GIVEN INFORMATION »
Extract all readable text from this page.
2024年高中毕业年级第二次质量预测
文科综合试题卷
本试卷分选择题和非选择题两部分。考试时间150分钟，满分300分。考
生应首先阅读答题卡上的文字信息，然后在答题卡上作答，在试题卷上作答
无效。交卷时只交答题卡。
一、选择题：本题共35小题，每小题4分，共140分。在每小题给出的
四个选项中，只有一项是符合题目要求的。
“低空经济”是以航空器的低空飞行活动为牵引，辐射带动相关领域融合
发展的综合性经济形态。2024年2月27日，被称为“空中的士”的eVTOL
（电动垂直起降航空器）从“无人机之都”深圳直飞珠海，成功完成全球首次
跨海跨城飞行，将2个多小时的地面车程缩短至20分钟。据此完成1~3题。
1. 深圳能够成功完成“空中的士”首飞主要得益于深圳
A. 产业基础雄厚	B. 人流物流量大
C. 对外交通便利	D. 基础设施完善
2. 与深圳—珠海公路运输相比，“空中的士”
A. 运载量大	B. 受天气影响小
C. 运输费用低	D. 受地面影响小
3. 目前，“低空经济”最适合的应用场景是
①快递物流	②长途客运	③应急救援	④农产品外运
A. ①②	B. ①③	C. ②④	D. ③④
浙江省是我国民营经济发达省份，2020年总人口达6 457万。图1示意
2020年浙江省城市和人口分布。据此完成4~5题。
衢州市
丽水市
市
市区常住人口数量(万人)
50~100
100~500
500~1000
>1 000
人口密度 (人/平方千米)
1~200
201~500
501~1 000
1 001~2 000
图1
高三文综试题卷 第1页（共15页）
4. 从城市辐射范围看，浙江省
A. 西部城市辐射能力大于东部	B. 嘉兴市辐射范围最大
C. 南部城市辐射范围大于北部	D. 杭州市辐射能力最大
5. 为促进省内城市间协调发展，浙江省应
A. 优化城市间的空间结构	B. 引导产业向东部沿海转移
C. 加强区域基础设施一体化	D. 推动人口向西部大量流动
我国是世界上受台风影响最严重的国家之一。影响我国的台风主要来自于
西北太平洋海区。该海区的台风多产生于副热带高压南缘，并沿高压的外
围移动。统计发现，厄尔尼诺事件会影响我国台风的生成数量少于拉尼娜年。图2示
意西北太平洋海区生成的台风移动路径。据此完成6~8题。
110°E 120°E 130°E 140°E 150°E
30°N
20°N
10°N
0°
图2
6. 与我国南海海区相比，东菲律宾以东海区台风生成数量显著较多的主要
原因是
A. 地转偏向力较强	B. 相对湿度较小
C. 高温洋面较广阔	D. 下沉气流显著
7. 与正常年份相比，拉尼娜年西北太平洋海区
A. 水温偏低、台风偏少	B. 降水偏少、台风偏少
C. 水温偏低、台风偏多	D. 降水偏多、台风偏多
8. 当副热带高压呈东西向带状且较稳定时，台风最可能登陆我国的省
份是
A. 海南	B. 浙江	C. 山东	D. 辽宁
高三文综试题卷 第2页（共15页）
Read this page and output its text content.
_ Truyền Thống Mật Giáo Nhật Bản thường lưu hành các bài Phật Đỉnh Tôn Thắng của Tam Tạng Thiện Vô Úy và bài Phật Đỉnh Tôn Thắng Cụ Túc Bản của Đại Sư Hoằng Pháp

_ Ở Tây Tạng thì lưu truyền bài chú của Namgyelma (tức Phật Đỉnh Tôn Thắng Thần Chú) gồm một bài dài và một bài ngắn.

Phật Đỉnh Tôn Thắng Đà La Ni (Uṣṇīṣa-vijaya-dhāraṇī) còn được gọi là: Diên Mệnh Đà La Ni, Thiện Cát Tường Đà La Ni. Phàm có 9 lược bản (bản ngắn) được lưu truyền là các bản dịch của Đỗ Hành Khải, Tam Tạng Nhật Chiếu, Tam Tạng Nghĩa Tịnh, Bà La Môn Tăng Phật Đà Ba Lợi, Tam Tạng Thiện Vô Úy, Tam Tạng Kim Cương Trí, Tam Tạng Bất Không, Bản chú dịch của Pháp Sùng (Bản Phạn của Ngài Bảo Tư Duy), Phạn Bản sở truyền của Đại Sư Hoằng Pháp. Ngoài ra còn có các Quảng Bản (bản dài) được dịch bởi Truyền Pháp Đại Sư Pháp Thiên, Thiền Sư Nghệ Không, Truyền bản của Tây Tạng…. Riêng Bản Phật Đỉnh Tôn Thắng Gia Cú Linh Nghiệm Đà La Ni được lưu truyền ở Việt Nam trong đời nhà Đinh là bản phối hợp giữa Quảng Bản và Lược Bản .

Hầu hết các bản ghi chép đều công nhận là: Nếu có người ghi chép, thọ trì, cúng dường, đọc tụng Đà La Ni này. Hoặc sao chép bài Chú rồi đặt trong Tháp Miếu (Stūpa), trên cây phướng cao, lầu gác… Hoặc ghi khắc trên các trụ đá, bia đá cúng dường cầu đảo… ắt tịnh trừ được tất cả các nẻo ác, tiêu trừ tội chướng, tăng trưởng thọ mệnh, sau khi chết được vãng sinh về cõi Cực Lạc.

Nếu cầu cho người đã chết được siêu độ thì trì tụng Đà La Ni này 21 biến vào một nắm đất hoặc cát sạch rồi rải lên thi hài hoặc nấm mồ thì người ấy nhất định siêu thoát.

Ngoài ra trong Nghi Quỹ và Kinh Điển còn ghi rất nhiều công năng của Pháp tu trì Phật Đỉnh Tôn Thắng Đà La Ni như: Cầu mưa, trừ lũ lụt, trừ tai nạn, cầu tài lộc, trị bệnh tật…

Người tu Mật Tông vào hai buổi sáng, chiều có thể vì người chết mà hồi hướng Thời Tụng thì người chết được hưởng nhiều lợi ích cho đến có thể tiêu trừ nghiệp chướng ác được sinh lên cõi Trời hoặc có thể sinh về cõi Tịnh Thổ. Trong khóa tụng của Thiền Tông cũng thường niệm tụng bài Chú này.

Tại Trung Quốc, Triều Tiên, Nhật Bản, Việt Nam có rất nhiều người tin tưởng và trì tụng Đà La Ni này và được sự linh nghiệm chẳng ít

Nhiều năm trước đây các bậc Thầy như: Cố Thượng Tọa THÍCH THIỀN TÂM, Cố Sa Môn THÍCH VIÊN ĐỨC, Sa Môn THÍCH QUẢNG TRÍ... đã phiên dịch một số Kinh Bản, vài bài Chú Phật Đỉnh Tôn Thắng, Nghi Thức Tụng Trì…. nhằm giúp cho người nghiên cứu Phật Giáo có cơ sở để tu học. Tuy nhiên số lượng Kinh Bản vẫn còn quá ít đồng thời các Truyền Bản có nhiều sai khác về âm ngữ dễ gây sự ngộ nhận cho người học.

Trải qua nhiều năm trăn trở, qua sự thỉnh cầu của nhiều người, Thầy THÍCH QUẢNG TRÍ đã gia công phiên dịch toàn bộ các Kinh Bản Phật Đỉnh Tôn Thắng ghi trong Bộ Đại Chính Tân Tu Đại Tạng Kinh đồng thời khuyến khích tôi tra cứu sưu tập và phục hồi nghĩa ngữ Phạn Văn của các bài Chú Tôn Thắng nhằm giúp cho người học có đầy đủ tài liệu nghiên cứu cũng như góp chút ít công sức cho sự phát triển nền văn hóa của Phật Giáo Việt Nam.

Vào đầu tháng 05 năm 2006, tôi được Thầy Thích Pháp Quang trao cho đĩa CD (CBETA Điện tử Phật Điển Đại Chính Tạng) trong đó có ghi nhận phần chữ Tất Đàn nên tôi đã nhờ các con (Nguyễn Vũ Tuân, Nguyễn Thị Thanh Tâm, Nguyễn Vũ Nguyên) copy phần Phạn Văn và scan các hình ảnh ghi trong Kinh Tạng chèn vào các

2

PROBLEM DESCRIPTION » Reproduce every line of the material above exactly.

EXERCISE RESPONSE »
Extract all readable text from this page.
2024年高中毕业年级第二次质量预测
文科综合试题卷
本试卷分选择题和非选择题两部分。考试时间150分钟，满分300分。考
生应首先阅读答题卡上的文字信息，然后在答题卡上作答，在试题卷上作答
无效。交卷时只交答题卡。
一、选择题：本题共35小题，每小题4分，共140分。在每小题给出的
四个选项中，只有一项是符合题目要求的。
“低空经济”是以航空器的低空飞行活动为牵引，辐射带动相关领域融合
发展的综合性经济形态。2024年2月27日，被称为“空中的士”的eVTOL
（电动垂直起降航空器）从“无人机之都”深圳直飞珠海，成功完成全球首次
跨海跨城飞行，将2个多小时的地面车程缩短至20分钟。据此完成1~3题。
1. 深圳能够成功完成“空中的士”首飞主要得益于深圳
A. 产业基础雄厚	B. 人流物流量大
C. 对外交通便利	D. 基础设施完善
2. 与深圳—珠海公路运输相比，“空中的士”
A. 运载量大	B. 受天气影响小
C. 运输费用低	D. 受地面影响小
3. 目前，“低空经济”最适合的应用场景是
①快递物流	②长途客运	③应急救援	④农产品外运
A. ①②	B. ①③	C. ②④	D. ③④
浙江省是我国民营经济发达省份，2020年总人口达6 457万。图1示意
2020年浙江省城市和人口分布。据此完成4~5题。
衢州市
丽水市
市
市区常住人口数量(万人)
50~100
100~500
500~1000
>1 000
人口密度 (人/平方千米)
1~200
201~500
501~1 000
1 001~2 000
图1
高三文综试题卷 第1页（共15页）
4. 从城市辐射范围看，浙江省
A. 西部城市辐射能力大于东部	B. 嘉兴市辐射范围最大
C. 南部城市辐射范围大于北部	D. 杭州市辐射能力最大
5. 为促进省内城市间协调发展，浙江省应
A. 优化城市间的空间结构	B. 引导产业向东部沿海转移
C. 加强区域基础设施一体化	D. 推动人口向西部大量流动
我国是世界上受台风影响最严重的国家之一。影响我国的台风主要来自于
西北太平洋海区。该海区的台风多产生于副热带高压南缘，并沿高压的外
围移动。统计发现，厄尔尼诺事件会影响我国台风的生成数量少于拉尼娜年。图2示
意西北太平洋海区生成的台风移动路径。据此完成6~8题。
110°E 120°E 130°E 140°E 150°E
30°N
20°N
10°N
0°
图2
6. 与我国南海海区相比，东菲律宾以东海区台风生成数量显著较多的主要
原因是
A. 地转偏向力较强	B. 相对湿度较小
C. 高温洋面较广阔	D. 下沉气流显著
7. 与正常年份相比，拉尼娜年西北太平洋海区
A. 水温偏低、台风偏少	B. 降水偏少、台风偏少
C. 水温偏低、台风偏多	D. 降水偏多、台风偏多
8. 当副热带高压呈东西向带状且较稳定时，台风最可能登陆我国的省
份是
A. 海南	B. 浙江	C. 山东	D. 辽宁
高三文综试题卷 第2页（共15页）
Read this page and output its text content.
_ Truyền Thống Mật Giáo Nhật Bản thường lưu hành các bài Phật Đỉnh Tôn Thắng của Tam Tạng Thiện Vô Úy và bài Phật Đỉnh Tôn Thắng Cụ Túc Bản của Đại Sư Hoằng Pháp

_ Ở Tây Tạng thì lưu truyền bài chú của Namgyelma (tức Phật Đỉnh Tôn Thắng Thần Chú) gồm một bài dài và một bài ngắn.

Phật Đỉnh Tôn Thắng Đà La Ni (Uṣṇīṣa-vijaya-dhāraṇī) còn được gọi là: Diên Mệnh Đà La Ni, Thiện Cát Tường Đà La Ni. Phàm có 9 lược bản (bản ngắn) được lưu truyền là các bản dịch của Đỗ Hành Khải, Tam Tạng Nhật Chiếu, Tam Tạng Nghĩa Tịnh, Bà La Môn Tăng Phật Đà Ba Lợi, Tam Tạng Thiện Vô Úy, Tam Tạng Kim Cương Trí, Tam Tạng Bất Không, Bản chú dịch của Pháp Sùng (Bản Phạn của Ngài Bảo Tư Duy), Phạn Bản sở truyền của Đại Sư Hoằng Pháp. Ngoài ra còn có các Quảng Bản (bản dài) được dịch bởi Truyền Pháp Đại Sư Pháp Thiên, Thiền Sư Nghệ Không, Truyền bản của Tây Tạng…. Riêng Bản Phật Đỉnh Tôn Thắng Gia Cú Linh Nghiệm Đà La Ni được lưu truyền ở Việt Nam trong đời nhà Đinh là bản phối hợp giữa Quảng Bản và Lược Bản .

Hầu hết các bản ghi chép đều công nhận là: Nếu có người ghi chép, thọ trì, cúng dường, đọc tụng Đà La Ni này. Hoặc sao chép bài Chú rồi đặt trong Tháp Miếu (Stūpa), trên cây phướng cao, lầu gác… Hoặc ghi khắc trên các trụ đá, bia đá cúng dường cầu đảo… ắt tịnh trừ được tất cả các nẻo ác, tiêu trừ tội chướng, tăng trưởng thọ mệnh, sau khi chết được vãng sinh về cõi Cực Lạc.

Nếu cầu cho người đã chết được siêu độ thì trì tụng Đà La Ni này 21 biến vào một nắm đất hoặc cát sạch rồi rải lên thi hài hoặc nấm mồ thì người ấy nhất định siêu thoát.

Ngoài ra trong Nghi Quỹ và Kinh Điển còn ghi rất nhiều công năng của Pháp tu trì Phật Đỉnh Tôn Thắng Đà La Ni như: Cầu mưa, trừ lũ lụt, trừ tai nạn, cầu tài lộc, trị bệnh tật…

Người tu Mật Tông vào hai buổi sáng, chiều có thể vì người chết mà hồi hướng Thời Tụng thì người chết được hưởng nhiều lợi ích cho đến có thể tiêu trừ nghiệp chướng ác được sinh lên cõi Trời hoặc có thể sinh về cõi Tịnh Thổ. Trong khóa tụng của Thiền Tông cũng thường niệm tụng bài Chú này.

Tại Trung Quốc, Triều Tiên, Nhật Bản, Việt Nam có rất nhiều người tin tưởng và trì tụng Đà La Ni này và được sự linh nghiệm chẳng ít

Nhiều năm trước đây các bậc Thầy như: Cố Thượng Tọa THÍCH THIỀN TÂM, Cố Sa Môn THÍCH VIÊN ĐỨC, Sa Môn THÍCH QUẢNG TRÍ... đã phiên dịch một số Kinh Bản, vài bài Chú Phật Đỉnh Tôn Thắng, Nghi Thức Tụng Trì…. nhằm giúp cho người nghiên cứu Phật Giáo có cơ sở để tu học. Tuy nhiên số lượng Kinh Bản vẫn còn quá ít đồng thời các Truyền Bản có nhiều sai khác về âm ngữ dễ gây sự ngộ nhận cho người học.

Trải qua nhiều năm trăn trở, qua sự thỉnh cầu của nhiều người, Thầy THÍCH QUẢNG TRÍ đã gia công phiên dịch toàn bộ các Kinh Bản Phật Đỉnh Tôn Thắng ghi trong Bộ Đại Chính Tân Tu Đại Tạng Kinh đồng thời khuyến khích tôi tra cứu sưu tập và phục hồi nghĩa ngữ Phạn Văn của các bài Chú Tôn Thắng nhằm giúp cho người học có đầy đủ tài liệu nghiên cứu cũng như góp chút ít công sức cho sự phát triển nền văn hóa của Phật Giáo Việt Nam.

Vào đầu tháng 05 năm 2006, tôi được Thầy Thích Pháp Quang trao cho đĩa CD (CBETA Điện tử Phật Điển Đại Chính Tạng) trong đó có ghi nhận phần chữ Tất Đàn nên tôi đã nhờ các con (Nguyễn Vũ Tuân, Nguyễn Thị Thanh Tâm, Nguyễn Vũ Nguyên) copy phần Phạn Văn và scan các hình ảnh ghi trong Kinh Tạng chèn vào các

2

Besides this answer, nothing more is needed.